Extracted material:
▶
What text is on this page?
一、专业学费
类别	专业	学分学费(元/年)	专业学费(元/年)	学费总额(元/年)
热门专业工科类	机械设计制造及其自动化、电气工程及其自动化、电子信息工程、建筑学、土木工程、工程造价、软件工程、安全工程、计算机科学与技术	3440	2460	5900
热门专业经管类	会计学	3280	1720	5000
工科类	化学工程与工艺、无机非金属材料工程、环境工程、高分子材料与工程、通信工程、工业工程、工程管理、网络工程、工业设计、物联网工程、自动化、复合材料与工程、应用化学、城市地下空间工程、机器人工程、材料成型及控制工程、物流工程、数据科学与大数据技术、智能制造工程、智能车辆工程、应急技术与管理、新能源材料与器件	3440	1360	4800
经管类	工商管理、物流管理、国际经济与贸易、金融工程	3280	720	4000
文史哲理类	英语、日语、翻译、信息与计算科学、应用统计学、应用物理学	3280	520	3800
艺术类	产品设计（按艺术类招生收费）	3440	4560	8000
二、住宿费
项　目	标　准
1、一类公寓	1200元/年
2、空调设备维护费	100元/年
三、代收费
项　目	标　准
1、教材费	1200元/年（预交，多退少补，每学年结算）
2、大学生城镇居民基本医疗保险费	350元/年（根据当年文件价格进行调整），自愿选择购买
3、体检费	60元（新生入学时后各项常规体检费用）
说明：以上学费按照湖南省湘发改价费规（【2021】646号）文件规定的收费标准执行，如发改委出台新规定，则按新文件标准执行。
◀
Your task: Extract all of the material exactly as it is written.

Written answer:
What text is on this page?
一、专业学费
类别	专业	学分学费(元/年)	专业学费(元/年)	学费总额(元/年)
热门专业工科类	机械设计制造及其自动化、电气工程及其自动化、电子信息工程、建筑学、土木工程、工程造价、软件工程、安全工程、计算机科学与技术	3440	2460	5900
热门专业经管类	会计学	3280	1720	5000
工科类	化学工程与工艺、无机非金属材料工程、环境工程、高分子材料与工程、通信工程、工业工程、工程管理、网络工程、工业设计、物联网工程、自动化、复合材料与工程、应用化学、城市地下空间工程、机器人工程、材料成型及控制工程、物流工程、数据科学与大数据技术、智能制造工程、智能车辆工程、应急技术与管理、新能源材料与器件	3440	1360	4800
经管类	工商管理、物流管理、国际经济与贸易、金融工程	3280	720	4000
文史哲理类	英语、日语、翻译、信息与计算科学、应用统计学、应用物理学	3280	520	3800
艺术类	产品设计（按艺术类招生收费）	3440	4560	8000
二、住宿费
项　目	标　准
1、一类公寓	1200元/年
2、空调设备维护费	100元/年
三、代收费
项　目	标　准
1、教材费	1200元/年（预交，多退少补，每学年结算）
2、大学生城镇居民基本医疗保险费	350元/年（根据当年文件价格进行调整），自愿选择购买
3、体检费	60元（新生入学时后各项常规体检费用）
说明：以上学费按照湖南省湘发改价费规（【2021】646号）文件规定的收费标准执行，如发改委出台新规定，则按新文件标准执行。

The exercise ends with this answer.